PROMPT » Records follow. Copy every line with "prețurilor".

- - - - -

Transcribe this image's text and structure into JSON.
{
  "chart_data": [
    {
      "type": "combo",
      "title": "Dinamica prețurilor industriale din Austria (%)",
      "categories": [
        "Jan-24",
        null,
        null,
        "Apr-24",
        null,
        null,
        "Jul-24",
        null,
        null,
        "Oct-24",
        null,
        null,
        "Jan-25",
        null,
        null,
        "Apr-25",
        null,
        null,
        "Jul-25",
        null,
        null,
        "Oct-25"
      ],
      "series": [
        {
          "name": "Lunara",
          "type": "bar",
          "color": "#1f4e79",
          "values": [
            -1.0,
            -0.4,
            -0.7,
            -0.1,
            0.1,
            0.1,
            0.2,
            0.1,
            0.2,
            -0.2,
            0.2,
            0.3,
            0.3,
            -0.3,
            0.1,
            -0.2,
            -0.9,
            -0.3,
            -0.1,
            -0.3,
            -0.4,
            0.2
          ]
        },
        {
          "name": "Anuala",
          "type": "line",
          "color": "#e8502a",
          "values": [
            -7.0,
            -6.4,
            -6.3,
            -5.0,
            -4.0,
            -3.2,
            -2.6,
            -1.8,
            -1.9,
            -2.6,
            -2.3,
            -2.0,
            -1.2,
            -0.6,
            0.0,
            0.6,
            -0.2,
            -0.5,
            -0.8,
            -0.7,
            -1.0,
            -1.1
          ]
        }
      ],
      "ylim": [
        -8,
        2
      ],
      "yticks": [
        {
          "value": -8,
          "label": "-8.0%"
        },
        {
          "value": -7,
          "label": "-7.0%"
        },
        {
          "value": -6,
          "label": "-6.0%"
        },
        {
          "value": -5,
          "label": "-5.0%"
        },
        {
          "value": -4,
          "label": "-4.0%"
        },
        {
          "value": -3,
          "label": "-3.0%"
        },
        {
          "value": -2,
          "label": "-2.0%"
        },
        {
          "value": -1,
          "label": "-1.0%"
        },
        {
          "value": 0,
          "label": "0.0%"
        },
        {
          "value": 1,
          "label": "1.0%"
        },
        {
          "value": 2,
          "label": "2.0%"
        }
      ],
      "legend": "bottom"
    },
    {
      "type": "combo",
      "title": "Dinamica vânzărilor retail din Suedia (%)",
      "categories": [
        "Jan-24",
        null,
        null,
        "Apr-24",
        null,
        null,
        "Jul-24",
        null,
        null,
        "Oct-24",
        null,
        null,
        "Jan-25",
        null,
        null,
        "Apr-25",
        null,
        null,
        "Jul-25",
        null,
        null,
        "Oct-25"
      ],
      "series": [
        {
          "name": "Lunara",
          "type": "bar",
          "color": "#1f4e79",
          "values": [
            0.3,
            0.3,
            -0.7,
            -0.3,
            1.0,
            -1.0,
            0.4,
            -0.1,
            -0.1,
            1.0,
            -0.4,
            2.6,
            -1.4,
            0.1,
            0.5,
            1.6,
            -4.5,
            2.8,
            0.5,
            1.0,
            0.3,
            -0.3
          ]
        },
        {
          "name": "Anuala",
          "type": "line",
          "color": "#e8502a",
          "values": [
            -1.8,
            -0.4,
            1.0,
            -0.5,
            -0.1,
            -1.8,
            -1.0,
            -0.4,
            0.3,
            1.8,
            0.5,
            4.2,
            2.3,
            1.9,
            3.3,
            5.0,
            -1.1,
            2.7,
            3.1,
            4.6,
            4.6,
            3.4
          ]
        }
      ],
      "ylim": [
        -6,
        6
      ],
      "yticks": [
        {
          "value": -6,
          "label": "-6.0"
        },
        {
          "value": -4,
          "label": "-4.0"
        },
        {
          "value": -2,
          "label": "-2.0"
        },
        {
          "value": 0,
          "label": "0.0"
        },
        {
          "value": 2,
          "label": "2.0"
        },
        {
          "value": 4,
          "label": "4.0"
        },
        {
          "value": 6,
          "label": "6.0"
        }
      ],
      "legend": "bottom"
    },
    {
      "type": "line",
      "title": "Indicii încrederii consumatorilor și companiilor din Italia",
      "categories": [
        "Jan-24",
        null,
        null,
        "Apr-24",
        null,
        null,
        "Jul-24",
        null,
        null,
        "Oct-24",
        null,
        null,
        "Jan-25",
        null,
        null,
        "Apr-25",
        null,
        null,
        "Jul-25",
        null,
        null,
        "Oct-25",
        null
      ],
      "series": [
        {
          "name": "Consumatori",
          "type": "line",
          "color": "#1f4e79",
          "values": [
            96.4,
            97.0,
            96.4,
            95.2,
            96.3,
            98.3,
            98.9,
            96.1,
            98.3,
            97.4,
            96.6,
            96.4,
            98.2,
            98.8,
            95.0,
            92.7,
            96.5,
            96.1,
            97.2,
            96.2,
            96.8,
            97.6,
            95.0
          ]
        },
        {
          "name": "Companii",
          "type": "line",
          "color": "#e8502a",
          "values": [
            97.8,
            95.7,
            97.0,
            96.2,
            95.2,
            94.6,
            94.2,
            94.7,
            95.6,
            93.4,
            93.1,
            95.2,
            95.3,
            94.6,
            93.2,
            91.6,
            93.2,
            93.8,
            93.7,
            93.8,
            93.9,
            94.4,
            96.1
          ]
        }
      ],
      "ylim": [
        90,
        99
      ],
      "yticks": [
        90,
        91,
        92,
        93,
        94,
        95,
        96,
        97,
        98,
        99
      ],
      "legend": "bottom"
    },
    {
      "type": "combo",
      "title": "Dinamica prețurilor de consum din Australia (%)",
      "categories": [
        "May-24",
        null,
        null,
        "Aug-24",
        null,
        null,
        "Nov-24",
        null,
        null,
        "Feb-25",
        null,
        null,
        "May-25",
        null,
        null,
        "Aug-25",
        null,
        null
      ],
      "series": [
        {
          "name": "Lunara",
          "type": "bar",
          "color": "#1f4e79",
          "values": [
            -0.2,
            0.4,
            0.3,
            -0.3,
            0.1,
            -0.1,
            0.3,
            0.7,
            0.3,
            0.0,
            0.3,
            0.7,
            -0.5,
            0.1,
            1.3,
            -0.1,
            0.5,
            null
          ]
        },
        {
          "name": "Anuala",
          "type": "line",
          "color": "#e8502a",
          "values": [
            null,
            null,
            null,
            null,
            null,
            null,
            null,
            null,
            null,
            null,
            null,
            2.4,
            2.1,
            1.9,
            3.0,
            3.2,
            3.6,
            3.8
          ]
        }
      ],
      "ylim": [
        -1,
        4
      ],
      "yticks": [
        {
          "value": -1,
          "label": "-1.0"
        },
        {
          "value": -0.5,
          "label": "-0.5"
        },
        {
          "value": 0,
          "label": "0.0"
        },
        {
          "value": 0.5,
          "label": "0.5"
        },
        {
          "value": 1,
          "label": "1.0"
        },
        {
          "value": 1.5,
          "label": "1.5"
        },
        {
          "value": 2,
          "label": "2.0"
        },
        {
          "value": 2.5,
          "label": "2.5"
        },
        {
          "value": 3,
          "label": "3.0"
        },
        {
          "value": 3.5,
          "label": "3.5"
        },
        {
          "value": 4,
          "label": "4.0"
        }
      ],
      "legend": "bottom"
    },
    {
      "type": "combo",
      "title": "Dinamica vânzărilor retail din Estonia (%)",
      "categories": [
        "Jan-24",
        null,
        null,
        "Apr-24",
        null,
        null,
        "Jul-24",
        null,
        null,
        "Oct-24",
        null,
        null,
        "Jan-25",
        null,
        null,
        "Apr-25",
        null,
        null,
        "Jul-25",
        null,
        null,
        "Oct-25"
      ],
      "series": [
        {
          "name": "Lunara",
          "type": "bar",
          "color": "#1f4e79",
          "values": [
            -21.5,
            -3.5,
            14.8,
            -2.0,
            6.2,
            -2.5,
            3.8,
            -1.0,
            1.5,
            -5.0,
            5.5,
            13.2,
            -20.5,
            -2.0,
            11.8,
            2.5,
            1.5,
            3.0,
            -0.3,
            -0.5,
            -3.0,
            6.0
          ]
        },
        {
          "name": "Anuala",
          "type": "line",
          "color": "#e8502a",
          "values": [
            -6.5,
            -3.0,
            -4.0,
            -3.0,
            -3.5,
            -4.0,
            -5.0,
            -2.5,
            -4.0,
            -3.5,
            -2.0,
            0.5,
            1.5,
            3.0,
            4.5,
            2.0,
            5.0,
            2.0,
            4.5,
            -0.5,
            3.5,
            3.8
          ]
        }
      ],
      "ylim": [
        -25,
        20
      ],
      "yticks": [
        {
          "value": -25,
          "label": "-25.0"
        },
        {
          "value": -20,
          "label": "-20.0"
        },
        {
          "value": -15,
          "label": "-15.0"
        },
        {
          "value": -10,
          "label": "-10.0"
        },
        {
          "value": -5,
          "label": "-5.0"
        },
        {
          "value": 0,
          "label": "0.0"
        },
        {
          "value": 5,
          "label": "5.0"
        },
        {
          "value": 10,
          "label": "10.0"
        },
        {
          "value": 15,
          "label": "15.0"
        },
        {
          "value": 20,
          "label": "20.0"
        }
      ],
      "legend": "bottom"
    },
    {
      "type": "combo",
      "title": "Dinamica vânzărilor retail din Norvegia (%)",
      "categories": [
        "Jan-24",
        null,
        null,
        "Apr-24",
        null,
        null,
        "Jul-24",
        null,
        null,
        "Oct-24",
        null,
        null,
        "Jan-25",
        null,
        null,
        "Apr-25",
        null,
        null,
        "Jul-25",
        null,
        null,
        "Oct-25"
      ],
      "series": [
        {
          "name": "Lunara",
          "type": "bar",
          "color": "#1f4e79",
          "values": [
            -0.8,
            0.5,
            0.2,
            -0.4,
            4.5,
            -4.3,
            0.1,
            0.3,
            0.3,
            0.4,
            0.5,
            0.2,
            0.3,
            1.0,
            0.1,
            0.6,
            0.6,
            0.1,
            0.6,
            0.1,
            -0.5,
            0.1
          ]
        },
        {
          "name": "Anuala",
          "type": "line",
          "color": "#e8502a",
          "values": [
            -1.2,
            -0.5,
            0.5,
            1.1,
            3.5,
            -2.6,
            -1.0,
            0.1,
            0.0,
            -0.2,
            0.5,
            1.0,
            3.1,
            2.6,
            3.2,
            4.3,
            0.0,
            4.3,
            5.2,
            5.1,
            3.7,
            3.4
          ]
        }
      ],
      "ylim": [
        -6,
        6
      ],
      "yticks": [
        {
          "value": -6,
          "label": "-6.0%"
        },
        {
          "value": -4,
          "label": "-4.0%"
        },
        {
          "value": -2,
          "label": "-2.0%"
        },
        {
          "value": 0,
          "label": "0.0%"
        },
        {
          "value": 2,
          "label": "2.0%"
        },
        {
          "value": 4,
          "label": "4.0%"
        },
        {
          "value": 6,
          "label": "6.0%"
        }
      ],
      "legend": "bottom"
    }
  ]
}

- - - - -

WRITTEN SOLUTION »
      "title": "Dinamica prețurilor industriale din Austria (%)",
      "title": "Dinamica prețurilor de consum din Australia (%)",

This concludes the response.